_TASK OBJECTIVE_. Scan the lines below for the string "ylabel" and copy every one that has it.

(Data records)
________

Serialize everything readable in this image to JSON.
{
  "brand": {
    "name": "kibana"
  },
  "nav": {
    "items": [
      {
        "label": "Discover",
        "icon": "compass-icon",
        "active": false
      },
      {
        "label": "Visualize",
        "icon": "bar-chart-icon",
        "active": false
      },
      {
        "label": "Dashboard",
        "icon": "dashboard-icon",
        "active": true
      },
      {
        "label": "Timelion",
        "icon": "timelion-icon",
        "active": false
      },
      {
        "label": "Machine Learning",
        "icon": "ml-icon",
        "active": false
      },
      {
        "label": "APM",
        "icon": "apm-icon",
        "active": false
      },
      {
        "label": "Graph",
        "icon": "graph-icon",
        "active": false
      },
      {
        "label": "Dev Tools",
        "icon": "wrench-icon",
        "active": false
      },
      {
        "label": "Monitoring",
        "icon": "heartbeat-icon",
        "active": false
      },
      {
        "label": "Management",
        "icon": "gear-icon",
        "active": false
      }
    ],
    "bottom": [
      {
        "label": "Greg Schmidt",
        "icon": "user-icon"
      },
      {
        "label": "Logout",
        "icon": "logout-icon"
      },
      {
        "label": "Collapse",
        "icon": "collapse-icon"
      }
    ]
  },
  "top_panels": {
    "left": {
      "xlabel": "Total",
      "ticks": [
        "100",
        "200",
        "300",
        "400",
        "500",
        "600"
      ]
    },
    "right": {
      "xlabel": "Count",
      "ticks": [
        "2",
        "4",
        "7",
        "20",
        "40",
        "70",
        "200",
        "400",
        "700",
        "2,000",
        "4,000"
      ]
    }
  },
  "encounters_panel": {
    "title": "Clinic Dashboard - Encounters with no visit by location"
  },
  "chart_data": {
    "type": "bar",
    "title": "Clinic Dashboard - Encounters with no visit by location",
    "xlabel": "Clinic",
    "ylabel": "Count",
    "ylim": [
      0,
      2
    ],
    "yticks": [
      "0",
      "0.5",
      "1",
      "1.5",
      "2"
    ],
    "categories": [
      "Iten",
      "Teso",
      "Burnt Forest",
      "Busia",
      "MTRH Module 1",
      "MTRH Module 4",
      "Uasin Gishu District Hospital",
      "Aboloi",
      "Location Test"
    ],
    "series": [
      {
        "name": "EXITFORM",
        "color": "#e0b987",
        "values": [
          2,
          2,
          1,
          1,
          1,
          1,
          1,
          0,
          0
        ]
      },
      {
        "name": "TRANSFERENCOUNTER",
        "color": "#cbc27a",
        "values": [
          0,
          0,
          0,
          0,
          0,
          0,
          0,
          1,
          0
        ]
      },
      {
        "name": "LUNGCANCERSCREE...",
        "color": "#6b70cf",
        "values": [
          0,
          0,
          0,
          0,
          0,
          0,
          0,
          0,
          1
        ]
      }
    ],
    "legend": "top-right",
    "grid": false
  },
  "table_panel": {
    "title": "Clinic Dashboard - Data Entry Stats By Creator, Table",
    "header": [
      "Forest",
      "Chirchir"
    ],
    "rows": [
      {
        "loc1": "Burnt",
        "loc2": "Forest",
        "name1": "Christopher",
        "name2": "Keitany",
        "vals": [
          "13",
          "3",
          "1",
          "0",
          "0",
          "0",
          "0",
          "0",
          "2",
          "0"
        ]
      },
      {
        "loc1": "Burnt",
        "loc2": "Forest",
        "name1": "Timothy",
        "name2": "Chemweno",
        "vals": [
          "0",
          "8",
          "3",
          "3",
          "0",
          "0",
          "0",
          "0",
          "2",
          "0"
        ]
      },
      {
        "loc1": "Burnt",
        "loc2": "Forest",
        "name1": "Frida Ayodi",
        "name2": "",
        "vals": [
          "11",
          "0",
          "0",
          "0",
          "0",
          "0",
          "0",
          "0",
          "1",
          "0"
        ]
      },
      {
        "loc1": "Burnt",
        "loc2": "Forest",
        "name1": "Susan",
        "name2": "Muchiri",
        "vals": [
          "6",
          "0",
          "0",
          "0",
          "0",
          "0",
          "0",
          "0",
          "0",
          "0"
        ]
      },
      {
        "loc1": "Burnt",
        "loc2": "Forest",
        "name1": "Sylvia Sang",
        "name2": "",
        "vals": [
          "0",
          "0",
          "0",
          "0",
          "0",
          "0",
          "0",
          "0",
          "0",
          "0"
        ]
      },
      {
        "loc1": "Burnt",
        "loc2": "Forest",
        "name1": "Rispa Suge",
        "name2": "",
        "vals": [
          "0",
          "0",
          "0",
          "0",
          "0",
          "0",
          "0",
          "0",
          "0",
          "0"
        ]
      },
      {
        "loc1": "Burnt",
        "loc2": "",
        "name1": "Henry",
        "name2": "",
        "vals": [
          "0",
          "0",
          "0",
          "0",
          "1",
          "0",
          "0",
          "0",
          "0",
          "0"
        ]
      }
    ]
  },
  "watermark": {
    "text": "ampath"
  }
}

________

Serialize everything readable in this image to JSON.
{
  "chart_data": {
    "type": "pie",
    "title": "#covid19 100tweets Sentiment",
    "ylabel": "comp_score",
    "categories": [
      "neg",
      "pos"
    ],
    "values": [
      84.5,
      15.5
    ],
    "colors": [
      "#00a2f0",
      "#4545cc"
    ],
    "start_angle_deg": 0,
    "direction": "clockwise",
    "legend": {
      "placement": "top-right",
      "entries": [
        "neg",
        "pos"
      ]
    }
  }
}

________

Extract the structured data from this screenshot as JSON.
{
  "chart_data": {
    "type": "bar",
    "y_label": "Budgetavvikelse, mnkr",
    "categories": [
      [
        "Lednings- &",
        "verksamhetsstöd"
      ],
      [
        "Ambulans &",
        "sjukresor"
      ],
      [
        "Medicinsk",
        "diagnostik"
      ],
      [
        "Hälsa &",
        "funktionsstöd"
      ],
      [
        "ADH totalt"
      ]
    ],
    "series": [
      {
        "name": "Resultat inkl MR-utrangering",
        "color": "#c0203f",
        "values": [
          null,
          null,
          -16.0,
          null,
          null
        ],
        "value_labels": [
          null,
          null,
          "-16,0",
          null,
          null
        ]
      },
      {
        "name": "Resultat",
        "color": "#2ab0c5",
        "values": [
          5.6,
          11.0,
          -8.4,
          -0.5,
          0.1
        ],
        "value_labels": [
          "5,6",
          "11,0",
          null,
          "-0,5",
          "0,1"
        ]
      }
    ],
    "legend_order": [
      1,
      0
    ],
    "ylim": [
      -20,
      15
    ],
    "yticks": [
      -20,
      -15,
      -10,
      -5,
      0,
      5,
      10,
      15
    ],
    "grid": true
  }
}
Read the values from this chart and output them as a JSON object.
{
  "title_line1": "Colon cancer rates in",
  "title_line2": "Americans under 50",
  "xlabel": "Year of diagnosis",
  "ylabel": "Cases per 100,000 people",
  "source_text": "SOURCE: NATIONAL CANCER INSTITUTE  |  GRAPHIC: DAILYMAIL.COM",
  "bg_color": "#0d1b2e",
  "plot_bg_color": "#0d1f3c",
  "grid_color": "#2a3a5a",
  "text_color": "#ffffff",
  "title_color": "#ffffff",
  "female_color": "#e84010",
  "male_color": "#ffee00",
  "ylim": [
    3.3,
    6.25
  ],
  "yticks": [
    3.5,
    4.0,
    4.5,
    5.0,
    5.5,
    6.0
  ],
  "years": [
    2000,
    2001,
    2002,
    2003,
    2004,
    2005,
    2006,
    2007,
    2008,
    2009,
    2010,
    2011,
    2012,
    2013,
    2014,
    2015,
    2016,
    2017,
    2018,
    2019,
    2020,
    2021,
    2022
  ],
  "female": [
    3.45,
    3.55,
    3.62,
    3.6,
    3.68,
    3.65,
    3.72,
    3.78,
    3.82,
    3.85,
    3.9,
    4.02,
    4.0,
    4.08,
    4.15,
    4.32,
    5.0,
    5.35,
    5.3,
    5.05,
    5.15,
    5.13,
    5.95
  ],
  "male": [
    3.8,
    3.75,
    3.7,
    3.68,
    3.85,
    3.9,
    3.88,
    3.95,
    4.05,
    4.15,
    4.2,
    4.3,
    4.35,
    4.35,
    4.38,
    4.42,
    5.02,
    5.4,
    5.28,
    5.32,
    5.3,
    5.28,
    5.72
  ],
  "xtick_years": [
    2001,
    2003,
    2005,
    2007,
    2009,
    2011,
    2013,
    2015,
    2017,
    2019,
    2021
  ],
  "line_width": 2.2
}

________

_TASK RESULT_.
    "ylabel": "Count",
    "ylabel": "comp_score",
  "ylabel": "Cases per 100,000 people",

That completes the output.